Quote all of the data that follows exactly as written, skipping the images.

──────────

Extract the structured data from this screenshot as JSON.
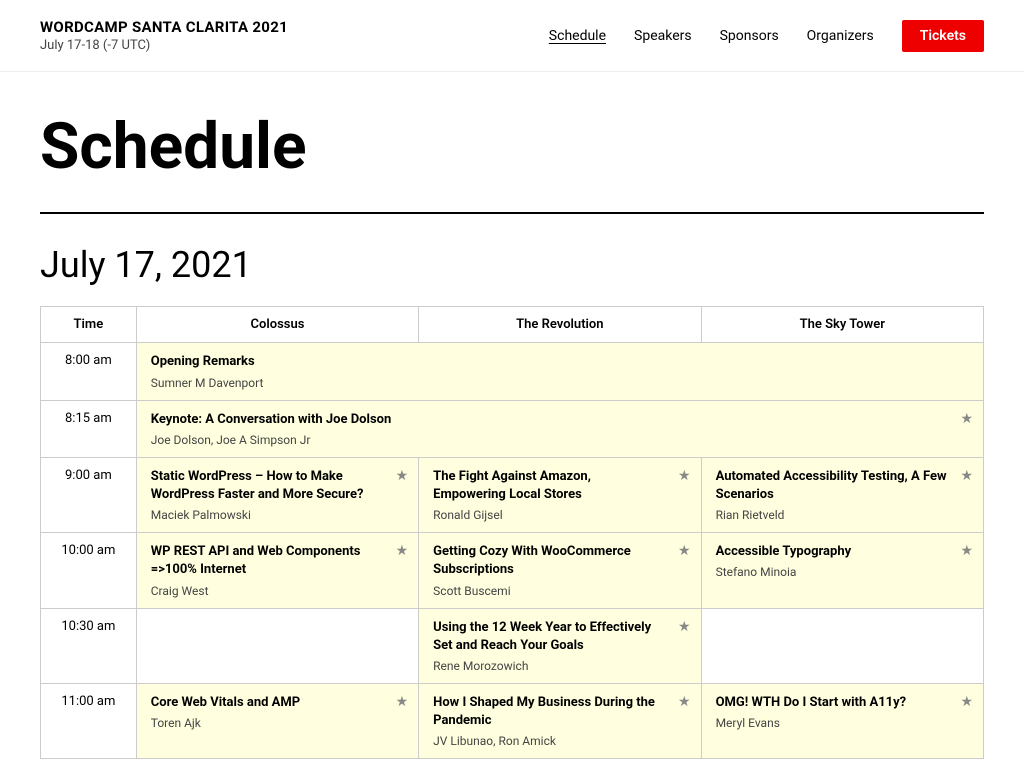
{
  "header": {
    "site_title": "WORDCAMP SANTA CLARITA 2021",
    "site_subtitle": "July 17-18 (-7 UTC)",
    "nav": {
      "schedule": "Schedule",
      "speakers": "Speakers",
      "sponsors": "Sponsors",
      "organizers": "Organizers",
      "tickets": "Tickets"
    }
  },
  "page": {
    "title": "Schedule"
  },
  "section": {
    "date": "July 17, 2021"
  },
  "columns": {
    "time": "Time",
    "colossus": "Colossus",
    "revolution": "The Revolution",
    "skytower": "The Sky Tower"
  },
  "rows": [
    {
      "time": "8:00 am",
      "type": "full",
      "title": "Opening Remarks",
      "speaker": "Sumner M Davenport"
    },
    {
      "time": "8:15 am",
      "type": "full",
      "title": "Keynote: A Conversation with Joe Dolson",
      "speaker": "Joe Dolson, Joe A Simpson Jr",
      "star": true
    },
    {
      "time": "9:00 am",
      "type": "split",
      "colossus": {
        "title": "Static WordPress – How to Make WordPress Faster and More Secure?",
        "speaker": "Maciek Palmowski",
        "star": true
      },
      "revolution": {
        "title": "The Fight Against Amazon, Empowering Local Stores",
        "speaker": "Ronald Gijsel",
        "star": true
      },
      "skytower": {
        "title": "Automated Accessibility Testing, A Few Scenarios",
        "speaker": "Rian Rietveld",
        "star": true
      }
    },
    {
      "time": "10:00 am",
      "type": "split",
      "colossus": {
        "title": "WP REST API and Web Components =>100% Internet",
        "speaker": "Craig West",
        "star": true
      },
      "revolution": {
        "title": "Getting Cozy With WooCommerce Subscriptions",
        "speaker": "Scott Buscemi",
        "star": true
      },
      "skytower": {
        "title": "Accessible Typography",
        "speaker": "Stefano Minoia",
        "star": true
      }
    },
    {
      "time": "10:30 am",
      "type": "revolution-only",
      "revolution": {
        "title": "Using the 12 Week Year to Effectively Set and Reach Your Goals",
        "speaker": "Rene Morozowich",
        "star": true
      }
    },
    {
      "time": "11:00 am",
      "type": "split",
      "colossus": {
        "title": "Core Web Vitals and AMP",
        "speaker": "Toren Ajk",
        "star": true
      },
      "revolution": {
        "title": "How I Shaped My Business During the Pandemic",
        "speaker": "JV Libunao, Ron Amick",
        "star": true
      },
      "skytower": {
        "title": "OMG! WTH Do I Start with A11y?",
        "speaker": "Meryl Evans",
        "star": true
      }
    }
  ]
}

──────────

Full response:
Extract the structured data from this screenshot as JSON.
{
  "header": {
    "site_title": "WORDCAMP SANTA CLARITA 2021",
    "site_subtitle": "July 17-18 (-7 UTC)",
    "nav": {
      "schedule": "Schedule",
      "speakers": "Speakers",
      "sponsors": "Sponsors",
      "organizers": "Organizers",
      "tickets": "Tickets"
    }
  },
  "page": {
    "title": "Schedule"
  },
  "section": {
    "date": "July 17, 2021"
  },
  "columns": {
    "time": "Time",
    "colossus": "Colossus",
    "revolution": "The Revolution",
    "skytower": "The Sky Tower"
  },
  "rows": [
    {
      "time": "8:00 am",
      "type": "full",
      "title": "Opening Remarks",
      "speaker": "Sumner M Davenport"
    },
    {
      "time": "8:15 am",
      "type": "full",
      "title": "Keynote: A Conversation with Joe Dolson",
      "speaker": "Joe Dolson, Joe A Simpson Jr",
      "star": true
    },
    {
      "time": "9:00 am",
      "type": "split",
      "colossus": {
        "title": "Static WordPress – How to Make WordPress Faster and More Secure?",
        "speaker": "Maciek Palmowski",
        "star": true
      },
      "revolution": {
        "title": "The Fight Against Amazon, Empowering Local Stores",
        "speaker": "Ronald Gijsel",
        "star": true
      },
      "skytower": {
        "title": "Automated Accessibility Testing, A Few Scenarios",
        "speaker": "Rian Rietveld",
        "star": true
      }
    },
    {
      "time": "10:00 am",
      "type": "split",
      "colossus": {
        "title": "WP REST API and Web Components =>100% Internet",
        "speaker": "Craig West",
        "star": true
      },
      "revolution": {
        "title": "Getting Cozy With WooCommerce Subscriptions",
        "speaker": "Scott Buscemi",
        "star": true
      },
      "skytower": {
        "title": "Accessible Typography",
        "speaker": "Stefano Minoia",
        "star": true
      }
    },
    {
      "time": "10:30 am",
      "type": "revolution-only",
      "revolution": {
        "title": "Using the 12 Week Year to Effectively Set and Reach Your Goals",
        "speaker": "Rene Morozowich",
        "star": true
      }
    },
    {
      "time": "11:00 am",
      "type": "split",
      "colossus": {
        "title": "Core Web Vitals and AMP",
        "speaker": "Toren Ajk",
        "star": true
      },
      "revolution": {
        "title": "How I Shaped My Business During the Pandemic",
        "speaker": "JV Libunao, Ron Amick",
        "star": true
      },
      "skytower": {
        "title": "OMG! WTH Do I Start with A11y?",
        "speaker": "Meryl Evans",
        "star": true
      }
    }
  ]
}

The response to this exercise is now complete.